Exercise: Send back the entries below exactly as they appear.

Collected data:

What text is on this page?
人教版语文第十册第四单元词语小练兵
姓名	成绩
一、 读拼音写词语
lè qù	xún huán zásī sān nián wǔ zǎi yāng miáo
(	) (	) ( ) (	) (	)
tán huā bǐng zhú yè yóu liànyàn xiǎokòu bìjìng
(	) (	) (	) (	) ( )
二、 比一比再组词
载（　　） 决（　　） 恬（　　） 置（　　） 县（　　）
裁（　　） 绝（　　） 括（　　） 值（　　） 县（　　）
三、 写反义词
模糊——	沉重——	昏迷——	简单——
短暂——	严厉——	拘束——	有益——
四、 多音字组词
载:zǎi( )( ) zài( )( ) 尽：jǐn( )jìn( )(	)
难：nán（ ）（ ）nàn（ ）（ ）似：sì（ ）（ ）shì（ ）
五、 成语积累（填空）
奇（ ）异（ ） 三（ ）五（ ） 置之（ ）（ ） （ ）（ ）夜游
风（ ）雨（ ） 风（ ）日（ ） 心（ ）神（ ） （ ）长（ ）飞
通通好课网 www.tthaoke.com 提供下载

Answer for the task:
What text is on this page?
人教版语文第十册第四单元词语小练兵
姓名	成绩
一、 读拼音写词语
lè qù	xún huán zásī sān nián wǔ zǎi yāng miáo
(	) (	) ( ) (	) (	)
tán huā bǐng zhú yè yóu liànyàn xiǎokòu bìjìng
(	) (	) (	) (	) ( )
二、 比一比再组词
载（　　） 决（　　） 恬（　　） 置（　　） 县（　　）
裁（　　） 绝（　　） 括（　　） 值（　　） 县（　　）
三、 写反义词
模糊——	沉重——	昏迷——	简单——
短暂——	严厉——	拘束——	有益——
四、 多音字组词
载:zǎi( )( ) zài( )( ) 尽：jǐn( )jìn( )(	)
难：nán（ ）（ ）nàn（ ）（ ）似：sì（ ）（ ）shì（ ）
五、 成语积累（填空）
奇（ ）异（ ） 三（ ）五（ ） 置之（ ）（ ） （ ）（ ）夜游
风（ ）雨（ ） 风（ ）日（ ） 心（ ）神（ ） （ ）长（ ）飞
通通好课网 www.tthaoke.com 提供下载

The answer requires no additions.